Items from a dataset
#####

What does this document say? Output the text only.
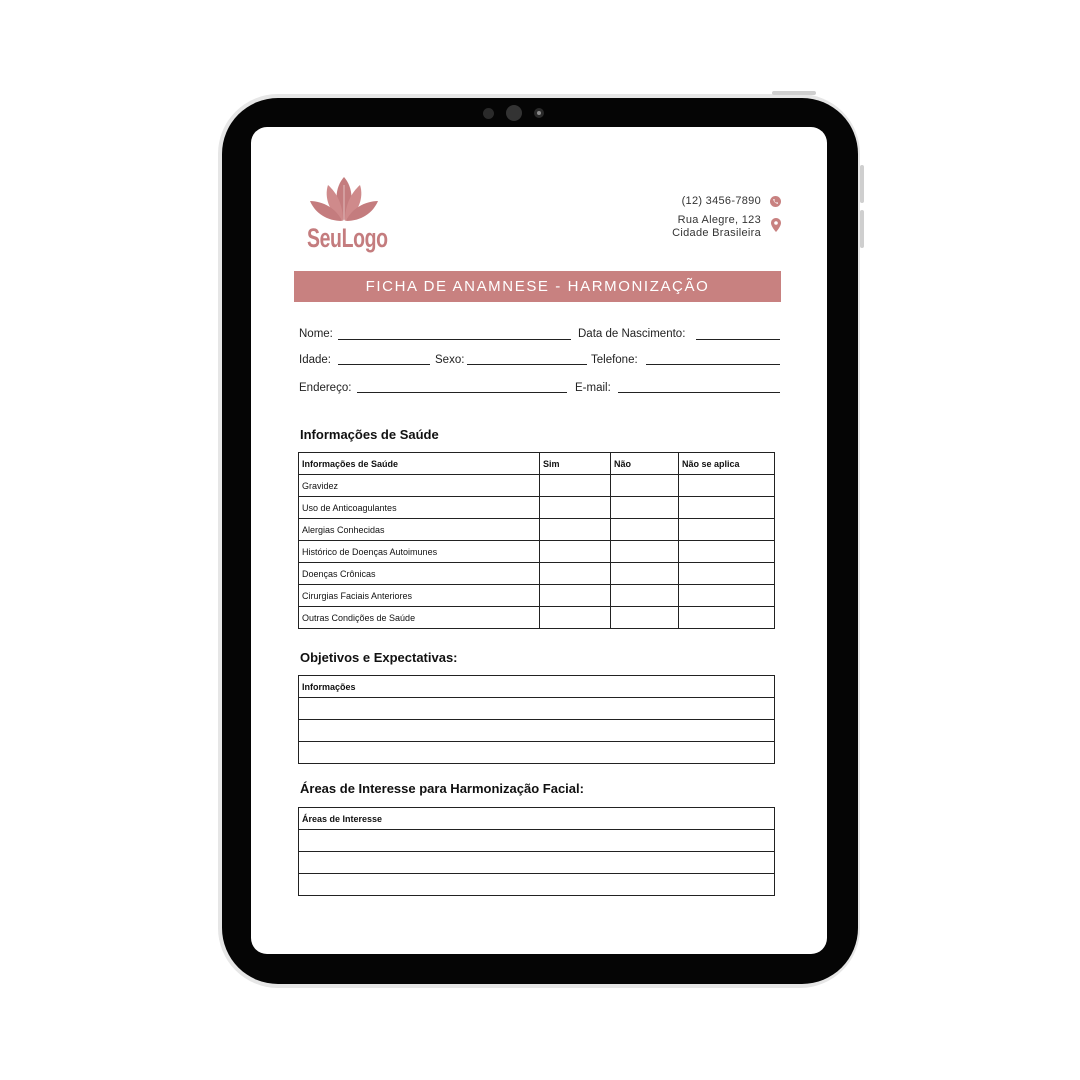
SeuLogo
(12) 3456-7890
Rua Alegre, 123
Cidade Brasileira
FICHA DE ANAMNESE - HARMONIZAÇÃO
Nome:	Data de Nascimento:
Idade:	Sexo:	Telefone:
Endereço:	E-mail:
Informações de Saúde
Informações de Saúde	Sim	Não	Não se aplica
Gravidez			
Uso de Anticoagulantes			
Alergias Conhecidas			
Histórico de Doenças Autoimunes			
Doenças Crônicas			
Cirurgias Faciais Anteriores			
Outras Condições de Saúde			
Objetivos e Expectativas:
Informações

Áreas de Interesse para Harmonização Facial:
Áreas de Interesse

#####

Retype the whole listing, keeping every line identical and omitting all pictures.

What does this document say? Output the text only.
SeuLogo
(12) 3456-7890
Rua Alegre, 123
Cidade Brasileira
FICHA DE ANAMNESE - HARMONIZAÇÃO
Nome:	Data de Nascimento:
Idade:	Sexo:	Telefone:
Endereço:	E-mail:
Informações de Saúde
Informações de Saúde	Sim	Não	Não se aplica
Gravidez			
Uso de Anticoagulantes			
Alergias Conhecidas			
Histórico de Doenças Autoimunes			
Doenças Crônicas			
Cirurgias Faciais Anteriores			
Outras Condições de Saúde			
Objetivos e Expectativas:
Informações

Áreas de Interesse para Harmonização Facial:
Áreas de Interesse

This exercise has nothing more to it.